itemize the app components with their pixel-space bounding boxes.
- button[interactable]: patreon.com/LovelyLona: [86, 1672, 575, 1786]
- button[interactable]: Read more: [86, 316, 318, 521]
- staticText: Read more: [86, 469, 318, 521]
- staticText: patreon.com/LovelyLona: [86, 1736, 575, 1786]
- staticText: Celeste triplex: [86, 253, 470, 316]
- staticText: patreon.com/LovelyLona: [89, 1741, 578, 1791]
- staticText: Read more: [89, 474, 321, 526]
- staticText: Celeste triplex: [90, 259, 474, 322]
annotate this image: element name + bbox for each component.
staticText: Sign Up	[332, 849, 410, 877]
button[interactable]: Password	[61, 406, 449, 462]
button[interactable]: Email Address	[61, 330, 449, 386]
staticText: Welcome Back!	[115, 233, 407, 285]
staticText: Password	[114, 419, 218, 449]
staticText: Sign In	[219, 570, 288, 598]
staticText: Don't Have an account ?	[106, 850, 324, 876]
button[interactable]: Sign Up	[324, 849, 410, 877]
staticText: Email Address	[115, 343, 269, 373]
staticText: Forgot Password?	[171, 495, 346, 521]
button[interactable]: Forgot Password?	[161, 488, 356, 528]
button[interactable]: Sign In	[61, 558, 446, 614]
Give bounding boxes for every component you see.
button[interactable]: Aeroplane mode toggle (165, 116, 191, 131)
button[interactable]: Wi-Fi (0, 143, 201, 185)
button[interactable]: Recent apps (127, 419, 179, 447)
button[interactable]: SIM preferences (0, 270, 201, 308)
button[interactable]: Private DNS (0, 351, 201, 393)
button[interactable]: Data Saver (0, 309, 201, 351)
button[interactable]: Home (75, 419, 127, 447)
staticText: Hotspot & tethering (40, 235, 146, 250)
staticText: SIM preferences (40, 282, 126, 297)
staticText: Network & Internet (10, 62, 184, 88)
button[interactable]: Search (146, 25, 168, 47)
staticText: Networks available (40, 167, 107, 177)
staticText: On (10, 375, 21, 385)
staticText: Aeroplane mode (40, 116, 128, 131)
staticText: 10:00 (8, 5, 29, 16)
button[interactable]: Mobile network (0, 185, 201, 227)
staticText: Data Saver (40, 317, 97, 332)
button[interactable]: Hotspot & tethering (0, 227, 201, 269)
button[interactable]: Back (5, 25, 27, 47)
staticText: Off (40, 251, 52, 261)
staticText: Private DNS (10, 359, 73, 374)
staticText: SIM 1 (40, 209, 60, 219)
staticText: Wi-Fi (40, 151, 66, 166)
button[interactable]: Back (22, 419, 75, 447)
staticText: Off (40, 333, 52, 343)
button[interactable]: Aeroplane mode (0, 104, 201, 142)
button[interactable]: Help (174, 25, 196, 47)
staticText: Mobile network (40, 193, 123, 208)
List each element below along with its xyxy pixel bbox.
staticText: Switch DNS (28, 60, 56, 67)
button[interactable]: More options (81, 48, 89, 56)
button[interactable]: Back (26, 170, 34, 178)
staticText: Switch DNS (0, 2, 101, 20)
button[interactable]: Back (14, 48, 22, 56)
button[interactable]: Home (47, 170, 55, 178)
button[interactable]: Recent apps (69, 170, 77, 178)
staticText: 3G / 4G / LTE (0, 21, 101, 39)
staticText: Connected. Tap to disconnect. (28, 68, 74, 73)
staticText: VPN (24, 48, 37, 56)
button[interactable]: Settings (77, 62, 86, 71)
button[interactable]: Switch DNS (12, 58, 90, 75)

------------------------------------------------------------

→ AIM
Copy every line of the listing above verbatim, keeping the original order, spacing, and bracket or parenthesis formatting of each coordinate set.

→ WRITTEN RESPONSE
itemize the app components with their pixel-space bounding boxes.
- button[interactable]: patreon.com/LovelyLona: [86, 1672, 575, 1786]
- button[interactable]: Read more: [86, 316, 318, 521]
- staticText: Read more: [86, 469, 318, 521]
- staticText: patreon.com/LovelyLona: [86, 1736, 575, 1786]
- staticText: Celeste triplex: [86, 253, 470, 316]
- staticText: patreon.com/LovelyLona: [89, 1741, 578, 1791]
- staticText: Read more: [89, 474, 321, 526]
- staticText: Celeste triplex: [90, 259, 474, 322]
annotate this image: element name + bbox for each component.
staticText: Sign Up	[332, 849, 410, 877]
button[interactable]: Password	[61, 406, 449, 462]
button[interactable]: Email Address	[61, 330, 449, 386]
staticText: Welcome Back!	[115, 233, 407, 285]
staticText: Password	[114, 419, 218, 449]
staticText: Sign In	[219, 570, 288, 598]
staticText: Don't Have an account ?	[106, 850, 324, 876]
button[interactable]: Sign Up	[324, 849, 410, 877]
staticText: Email Address	[115, 343, 269, 373]
staticText: Forgot Password?	[171, 495, 346, 521]
button[interactable]: Forgot Password?	[161, 488, 356, 528]
button[interactable]: Sign In	[61, 558, 446, 614]
Give bounding boxes for every component you see.
button[interactable]: Aeroplane mode toggle (165, 116, 191, 131)
button[interactable]: Wi-Fi (0, 143, 201, 185)
button[interactable]: Recent apps (127, 419, 179, 447)
button[interactable]: SIM preferences (0, 270, 201, 308)
button[interactable]: Private DNS (0, 351, 201, 393)
button[interactable]: Data Saver (0, 309, 201, 351)
button[interactable]: Home (75, 419, 127, 447)
staticText: Hotspot & tethering (40, 235, 146, 250)
staticText: SIM preferences (40, 282, 126, 297)
staticText: Network & Internet (10, 62, 184, 88)
button[interactable]: Search (146, 25, 168, 47)
staticText: Networks available (40, 167, 107, 177)
staticText: On (10, 375, 21, 385)
staticText: Aeroplane mode (40, 116, 128, 131)
staticText: 10:00 (8, 5, 29, 16)
button[interactable]: Mobile network (0, 185, 201, 227)
staticText: Data Saver (40, 317, 97, 332)
button[interactable]: Hotspot & tethering (0, 227, 201, 269)
button[interactable]: Back (5, 25, 27, 47)
staticText: Off (40, 251, 52, 261)
staticText: Private DNS (10, 359, 73, 374)
staticText: SIM 1 (40, 209, 60, 219)
staticText: Wi-Fi (40, 151, 66, 166)
button[interactable]: Back (22, 419, 75, 447)
staticText: Off (40, 333, 52, 343)
button[interactable]: Aeroplane mode (0, 104, 201, 142)
button[interactable]: Help (174, 25, 196, 47)
staticText: Mobile network (40, 193, 123, 208)
List each element below along with its xyxy pixel bbox.
staticText: Switch DNS (28, 60, 56, 67)
button[interactable]: More options (81, 48, 89, 56)
button[interactable]: Back (26, 170, 34, 178)
staticText: Switch DNS (0, 2, 101, 20)
button[interactable]: Back (14, 48, 22, 56)
button[interactable]: Home (47, 170, 55, 178)
button[interactable]: Recent apps (69, 170, 77, 178)
staticText: 3G / 4G / LTE (0, 21, 101, 39)
staticText: Connected. Tap to disconnect. (28, 68, 74, 73)
staticText: VPN (24, 48, 37, 56)
button[interactable]: Settings (77, 62, 86, 71)
button[interactable]: Switch DNS (12, 58, 90, 75)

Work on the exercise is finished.